Records for processing

———

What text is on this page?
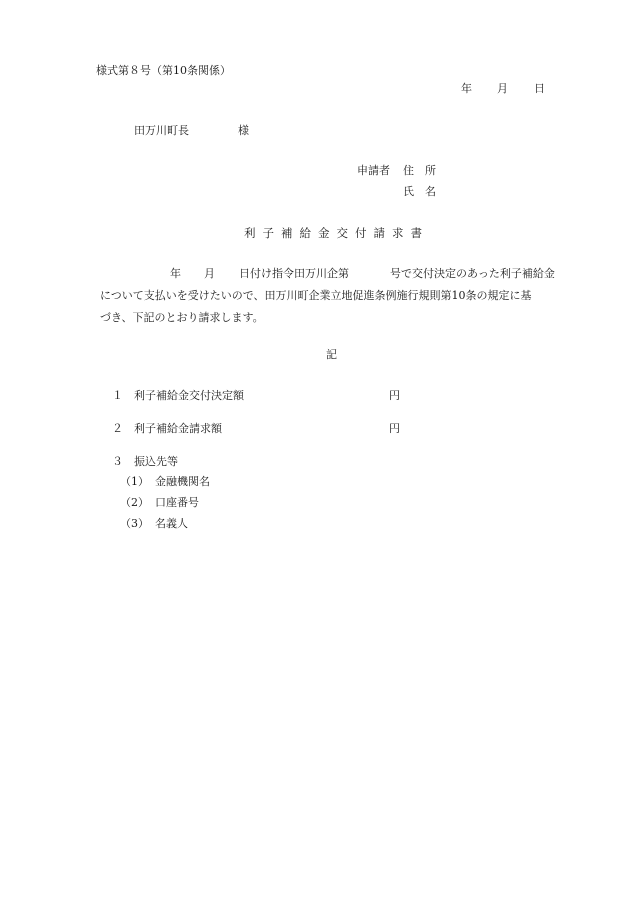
様式第８号（第10条関係）
年 月 日
田万川町長	様
申請者 住　所
氏　名
利子補給金交付請求書
年 月 日付け指令田万川企第	号で交付決定のあった利子補給金
について支払いを受けたいので、田万川町企業立地促進条例施行規則第10条の規定に基
づき、下記のとおり請求します。
記
１ 利子補給金交付決定額	円
２ 利子補給金請求額	円
３ 振込先等
（1） 金融機関名
（2） 口座番号
（3） 名義人
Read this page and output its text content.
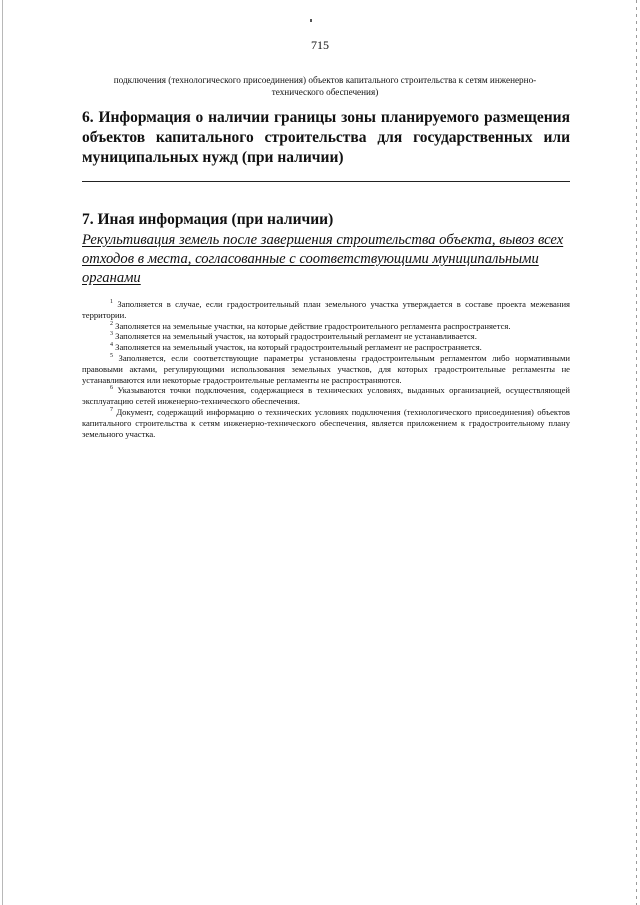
715
подключения (технологического присоединения) объектов капитального строительства к сетям инженерно-технического обеспечения)
6. Информация о наличии границы зоны планируемого размещения объектов капитального строительства для государственных или муниципальных нужд (при наличии)
7. Иная информация (при наличии)
Рекультивация земель после завершения строительства объекта, вывоз всех отходов в места, согласованные с соответствующими муниципальными органами

$^1$ Заполняется в случае, если градостроительный план земельного участка утверждается в составе проекта межевания территории.

$^2$ Заполняется на земельные участки, на которые действие градостроительного регламента распространяется.

$^3$ Заполняется на земельный участок, на который градостроительный регламент не устанавливается.

$^4$ Заполняется на земельный участок, на который градостроительный регламент не распространяется.

$^5$ Заполняется, если соответствующие параметры установлены градостроительным регламентом либо нормативными правовыми актами, регулирующими использования земельных участков, для которых градостроительные регламенты не устанавливаются или некоторые градостроительные регламенты не распространяются.

$^6$ Указываются точки подключения, содержащиеся в технических условиях, выданных организацией, осуществляющей эксплуатацию сетей инженерно-технического обеспечения.

$^7$ Документ, содержащий информацию о технических условиях подключения (технологического присоединения) объектов капитального строительства к сетям инженерно-технического обеспечения, является приложением к градостроительному плану земельного участка.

———

Task statement
Output the records above exactly; leave out the pictures.

Answer to the problem
What text is on this page?
様式第８号（第10条関係）
年 月 日
田万川町長	様
申請者 住　所
氏　名
利子補給金交付請求書
年 月 日付け指令田万川企第	号で交付決定のあった利子補給金
について支払いを受けたいので、田万川町企業立地促進条例施行規則第10条の規定に基
づき、下記のとおり請求します。
記
１ 利子補給金交付決定額	円
２ 利子補給金請求額	円
３ 振込先等
（1） 金融機関名
（2） 口座番号
（3） 名義人
Read this page and output its text content.
715
подключения (технологического присоединения) объектов капитального строительства к сетям инженерно-технического обеспечения)
6. Информация о наличии границы зоны планируемого размещения объектов капитального строительства для государственных или муниципальных нужд (при наличии)
7. Иная информация (при наличии)
Рекультивация земель после завершения строительства объекта, вывоз всех отходов в места, согласованные с соответствующими муниципальными органами

$^1$ Заполняется в случае, если градостроительный план земельного участка утверждается в составе проекта межевания территории.

$^2$ Заполняется на земельные участки, на которые действие градостроительного регламента распространяется.

$^3$ Заполняется на земельный участок, на который градостроительный регламент не устанавливается.

$^4$ Заполняется на земельный участок, на который градостроительный регламент не распространяется.

$^5$ Заполняется, если соответствующие параметры установлены градостроительным регламентом либо нормативными правовыми актами, регулирующими использования земельных участков, для которых градостроительные регламенты не устанавливаются или некоторые градостроительные регламенты не распространяются.

$^6$ Указываются точки подключения, содержащиеся в технических условиях, выданных организацией, осуществляющей эксплуатацию сетей инженерно-технического обеспечения.

$^7$ Документ, содержащий информацию о технических условиях подключения (технологического присоединения) объектов капитального строительства к сетям инженерно-технического обеспечения, является приложением к градостроительному плану земельного участка.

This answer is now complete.